Short task: Collect from the data below each line with "text".

═════ Data for this task ═════

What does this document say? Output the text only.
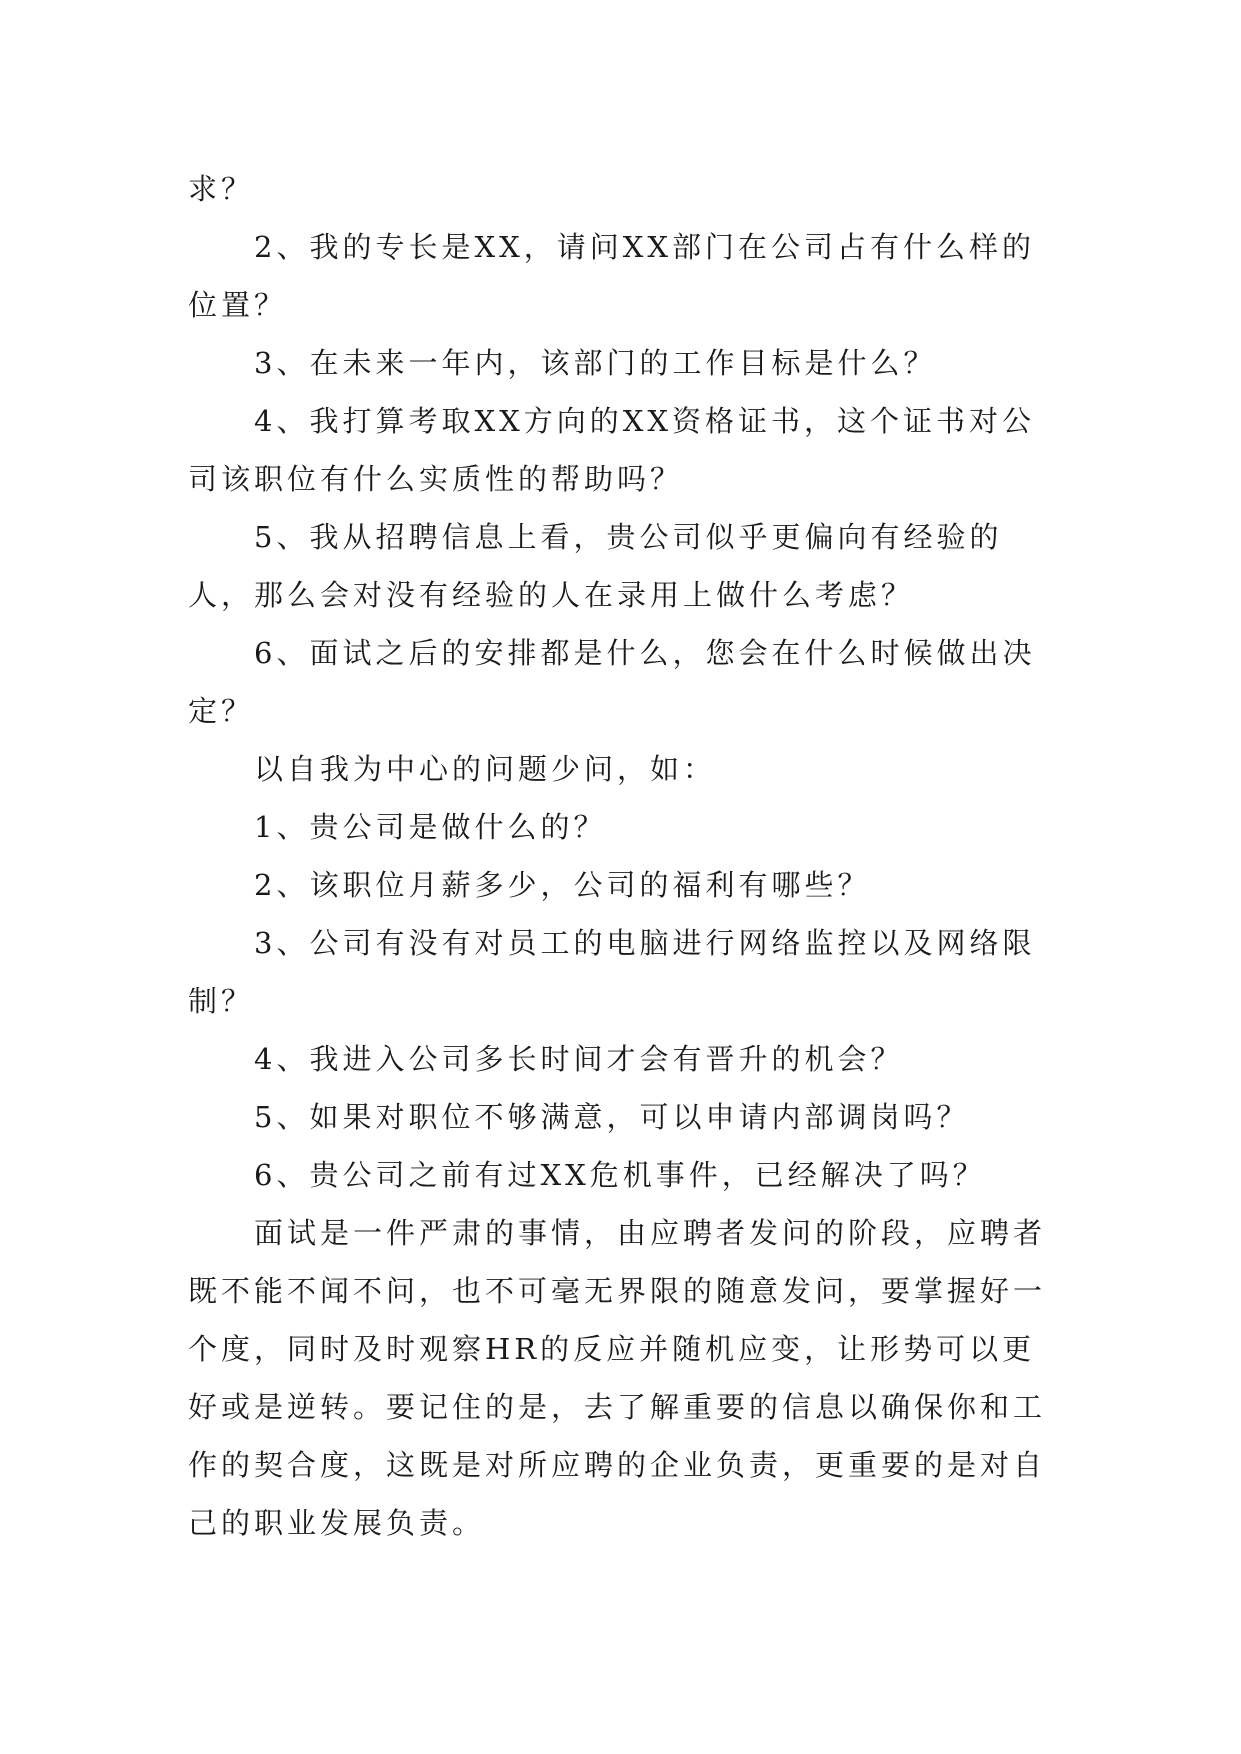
求？

2、我的专长是XX，请问XX部门在公司占有什么样的位置？

3、在未来一年内，该部门的工作目标是什么？

4、我打算考取XX方向的XX资格证书，这个证书对公司该职位有什么实质性的帮助吗？

5、我从招聘信息上看，贵公司似乎更偏向有经验的人，那么会对没有经验的人在录用上做什么考虑？

6、面试之后的安排都是什么，您会在什么时候做出决定？

以自我为中心的问题少问，如：

1、贵公司是做什么的？

2、该职位月薪多少，公司的福利有哪些？

3、公司有没有对员工的电脑进行网络监控以及网络限制？

4、我进入公司多长时间才会有晋升的机会？

5、如果对职位不够满意，可以申请内部调岗吗？

6、贵公司之前有过XX危机事件，已经解决了吗？

面试是一件严肃的事情，由应聘者发问的阶段，应聘者既不能不闻不问，也不可毫无界限的随意发问，要掌握好一个度，同时及时观察HR的反应并随机应变，让形势可以更好或是逆转。要记住的是，去了解重要的信息以确保你和工作的契合度，这既是对所应聘的企业负责，更重要的是对自己的职业发展负责。
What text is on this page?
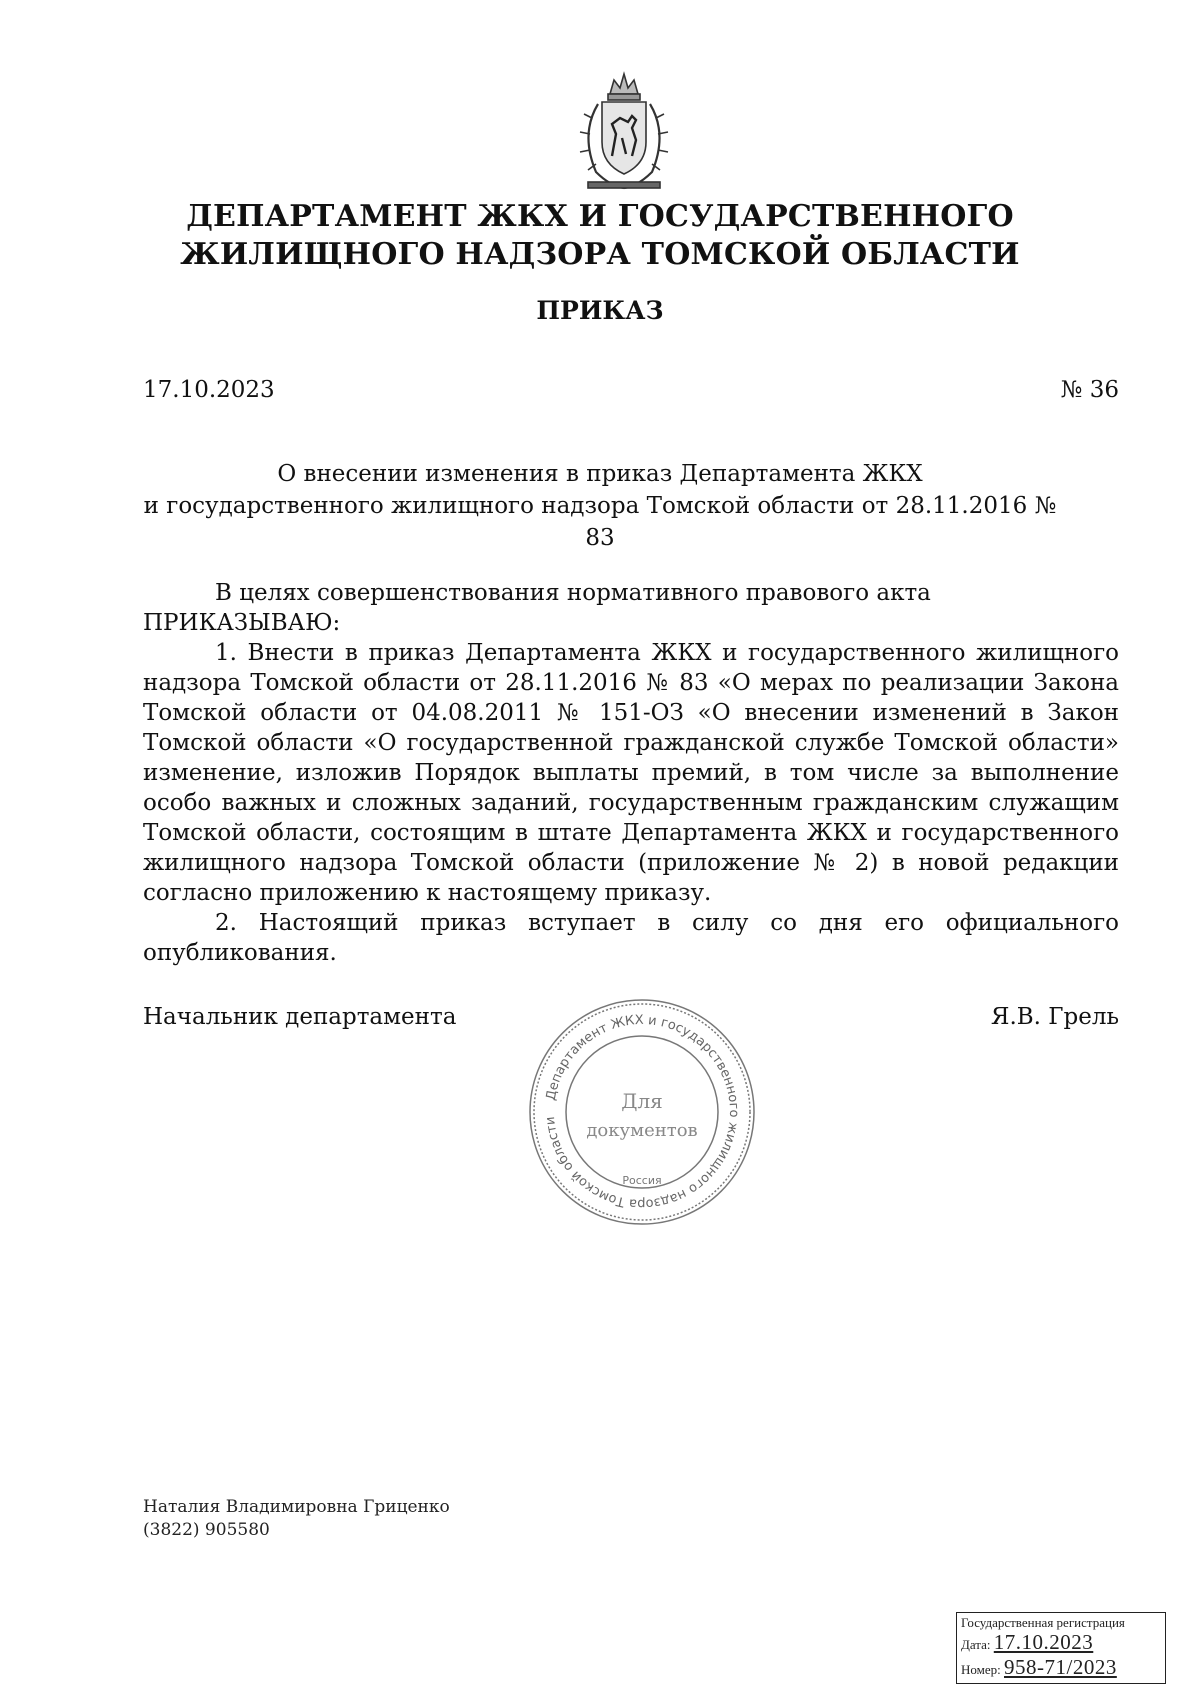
ДЕПАРТАМЕНТ ЖКХ И ГОСУДАРСТВЕННОГО ЖИЛИЩНОГО НАДЗОРА ТОМСКОЙ ОБЛАСТИ
ПРИКАЗ
17.10.2023	№ 36
О внесении изменения в приказ Департамента ЖКХ
и государственного жилищного надзора Томской области от 28.11.2016 № 83

В целях совершенствования нормативного правового акта

ПРИКАЗЫВАЮ:

1. Внести в приказ Департамента ЖКХ и государственного жилищного надзора Томской области от 28.11.2016 № 83 «О мерах по реализации Закона Томской области от 04.08.2011 № 151-ОЗ «О внесении изменений в Закон Томской области «О государственной гражданской службе Томской области» изменение, изложив Порядок выплаты премий, в том числе за выполнение особо важных и сложных заданий, государственным гражданским служащим Томской области, состоящим в штате Департамента ЖКХ и государственного жилищного надзора Томской области (приложение № 2) в новой редакции согласно приложению к настоящему приказу.

2. Настоящий приказ вступает в силу со дня его официального опубликования.

Начальник департамента	Я.В. Грель
Департамент ЖКХ и государственного жилищного надзора Томской области
Для
документов
Россия
Наталия Владимировна Гриценко
(3822) 905580
Государственная регистрация
Дата: 17.10.2023
Номер: 958-71/2023
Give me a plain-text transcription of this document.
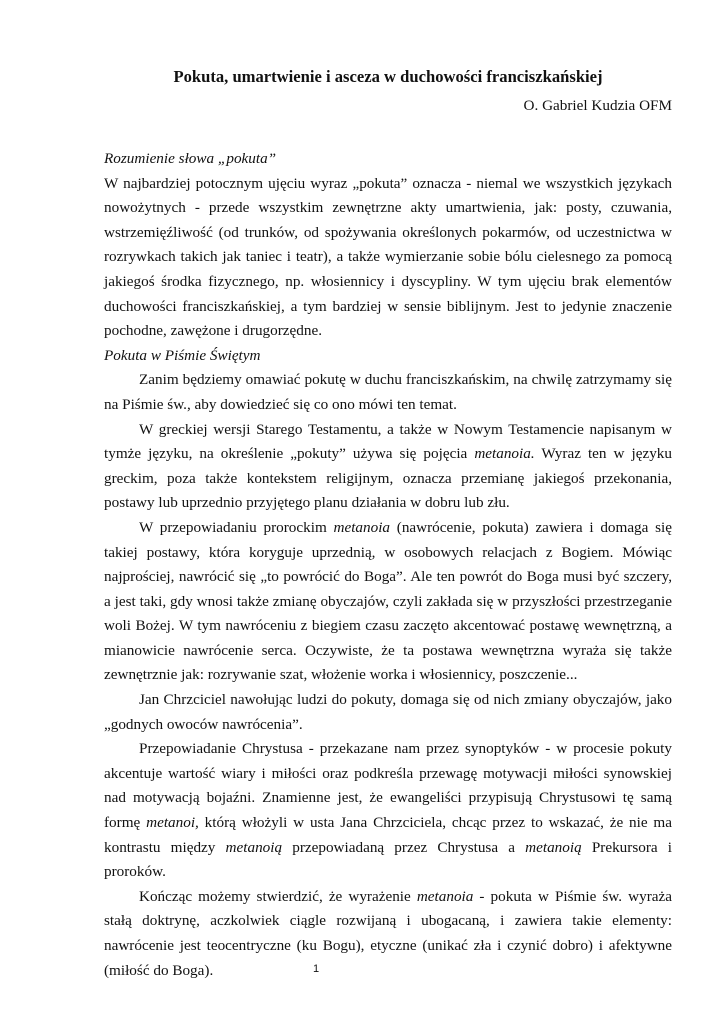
Pokuta, umartwienie i asceza w duchowości franciszkańskiej

O. Gabriel Kudzia OFM

Rozumienie słowa „pokuta”

W najbardziej potocznym ujęciu wyraz „pokuta” oznacza - niemal we wszystkich językach nowożytnych - przede wszystkim zewnętrzne akty umartwienia, jak: posty, czuwania, wstrzemięźliwość (od trunków, od spożywania określonych pokarmów, od uczestnictwa w rozrywkach takich jak taniec i teatr), a także wymierzanie sobie bólu cielesnego za pomocą jakiegoś środka fizycznego, np. włosiennicy i dyscypliny. W tym ujęciu brak elementów duchowości franciszkańskiej, a tym bardziej w sensie biblijnym. Jest to jedynie znaczenie pochodne, zawężone i drugorzędne.

Pokuta w Piśmie Świętym

Zanim będziemy omawiać pokutę w duchu franciszkańskim, na chwilę zatrzymamy się na Piśmie św., aby dowiedzieć się co ono mówi ten temat.

W greckiej wersji Starego Testamentu, a także w Nowym Testamencie napisanym w tymże języku, na określenie „pokuty” używa się pojęcia metanoia. Wyraz ten w języku greckim, poza także kontekstem religijnym, oznacza przemianę jakiegoś przekonania, postawy lub uprzednio przyjętego planu działania w dobru lub złu.

W przepowiadaniu prorockim metanoia (nawrócenie, pokuta) zawiera i domaga się takiej postawy, która koryguje uprzednią, w osobowych relacjach z Bogiem. Mówiąc najprościej, nawrócić się „to powrócić do Boga”. Ale ten powrót do Boga musi być szczery, a jest taki, gdy wnosi także zmianę obyczajów, czyli zakłada się w przyszłości przestrzeganie woli Bożej. W tym nawróceniu z biegiem czasu zaczęto akcentować postawę wewnętrzną, a mianowicie nawrócenie serca. Oczywiste, że ta postawa wewnętrzna wyraża się także zewnętrznie jak: rozrywanie szat, włożenie worka i włosiennicy, poszczenie...

Jan Chrzciciel nawołując ludzi do pokuty, domaga się od nich zmiany obyczajów, jako „godnych owoców nawrócenia”.

Przepowiadanie Chrystusa - przekazane nam przez synoptyków - w procesie pokuty akcentuje wartość wiary i miłości oraz podkreśla przewagę motywacji miłości synowskiej nad motywacją bojaźni. Znamienne jest, że ewangeliści przypisują Chrystusowi tę samą formę metanoi, którą włożyli w usta Jana Chrzciciela, chcąc przez to wskazać, że nie ma kontrastu między metanoią przepowiadaną przez Chrystusa a metanoią Prekursora i proroków.

Kończąc możemy stwierdzić, że wyrażenie metanoia - pokuta w Piśmie św. wyraża stałą doktrynę, aczkolwiek ciągle rozwijaną i ubogacaną, i zawiera takie elementy: nawrócenie jest teocentryczne (ku Bogu), etyczne (unikać zła i czynić dobro) i afektywne (miłość do Boga).	1
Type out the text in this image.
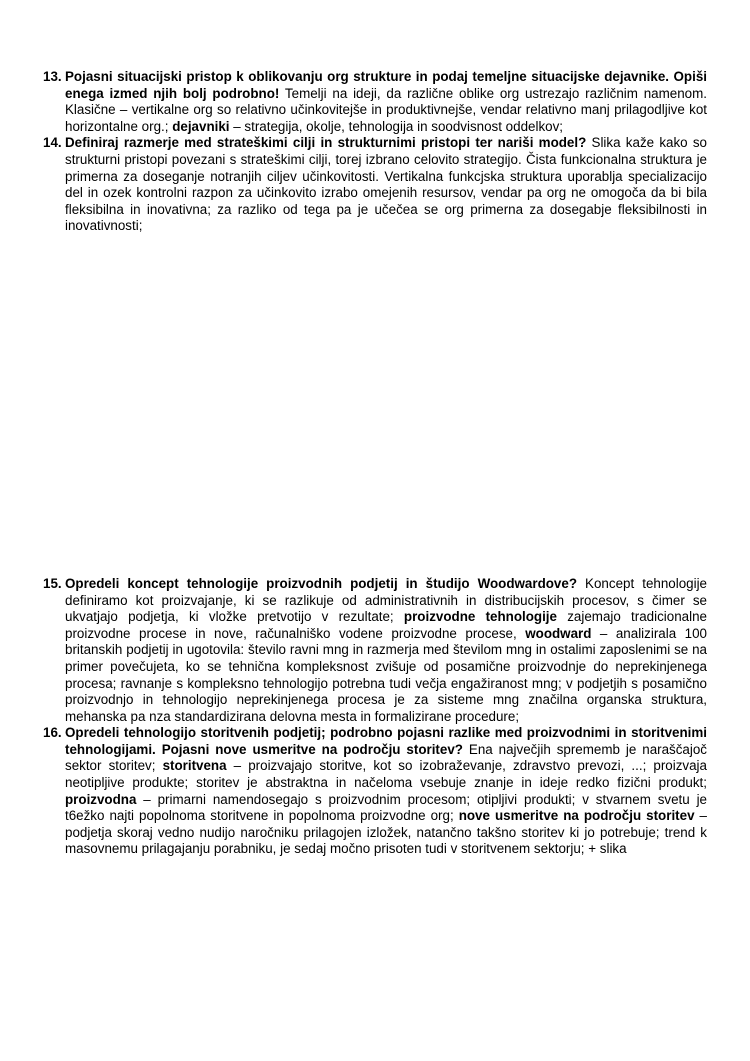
13. Pojasni situacijski pristop k oblikovanju org strukture in podaj temeljne situacijske dejavnike. Opiši enega izmed njih bolj podrobno! Temelji na ideji, da različne oblike org ustrezajo različnim namenom. Klasične – vertikalne org so relativno učinkovitejše in produktivnejše, vendar relativno manj prilagodljive kot horizontalne org.; dejavniki – strategija, okolje, tehnologija in soodvisnost oddelkov;
14. Definiraj razmerje med strateškimi cilji in strukturnimi pristopi ter nariši model? Slika kaže kako so strukturni pristopi povezani s strateškimi cilji, torej izbrano celovito strategijo. Čista funkcionalna struktura je primerna za doseganje notranjih ciljev učinkovitosti. Vertikalna funkcjska struktura uporablja specializacijo del in ozek kontrolni razpon za učinkovito izrabo omejenih resursov, vendar pa org ne omogoča da bi bila fleksibilna in inovativna; za razliko od tega pa je učečea se org primerna za dosegabje fleksibilnosti in inovativnosti;
15. Opredeli koncept tehnologije proizvodnih podjetij in študijo Woodwardove? Koncept tehnologije definiramo kot proizvajanje, ki se razlikuje od administrativnih in distribucijskih procesov, s čimer se ukvatjajo podjetja, ki vložke pretvotijo v rezultate; proizvodne tehnologije zajemajo tradicionalne proizvodne procese in nove, računalniško vodene proizvodne procese, woodward – analizirala 100 britanskih podjetij in ugotovila: število ravni mng in razmerja med številom mng in ostalimi zaposlenimi se na primer povečujeta, ko se tehnična kompleksnost zvišuje od posamične proizvodnje do neprekinjenega procesa; ravnanje s kompleksno tehnologijo potrebna tudi večja engažiranost mng; v podjetjih s posamično proizvodnjo in tehnologijo neprekinjenega procesa je za sisteme mng značilna organska struktura, mehanska pa nza standardizirana delovna mesta in formalizirane procedure;
16. Opredeli tehnologijo storitvenih podjetij; podrobno pojasni razlike med proizvodnimi in storitvenimi tehnologijami. Pojasni nove usmeritve na področju storitev? Ena največjih sprememb je naraščajoč sektor storitev; storitvena – proizvajajo storitve, kot so izobraževanje, zdravstvo prevozi, ...; proizvaja neotipljive produkte; storitev je abstraktna in načeloma vsebuje znanje in ideje redko fizični produkt; proizvodna – primarni namendosegajo s proizvodnim procesom; otipljivi produkti; v stvarnem svetu je t6ežko najti popolnoma storitvene in popolnoma proizvodne org; nove usmeritve na področju storitev – podjetja skoraj vedno nudijo naročniku prilagojen izložek, natančno takšno storitev ki jo potrebuje; trend k masovnemu prilagajanju porabniku, je sedaj močno prisoten tudi v storitvenem sektorju; + slika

═════

Task answer:
What does this document say? Output the text only.
What text is on this page?
Give me a plain-text transcription of this document.
Type out the text in this image.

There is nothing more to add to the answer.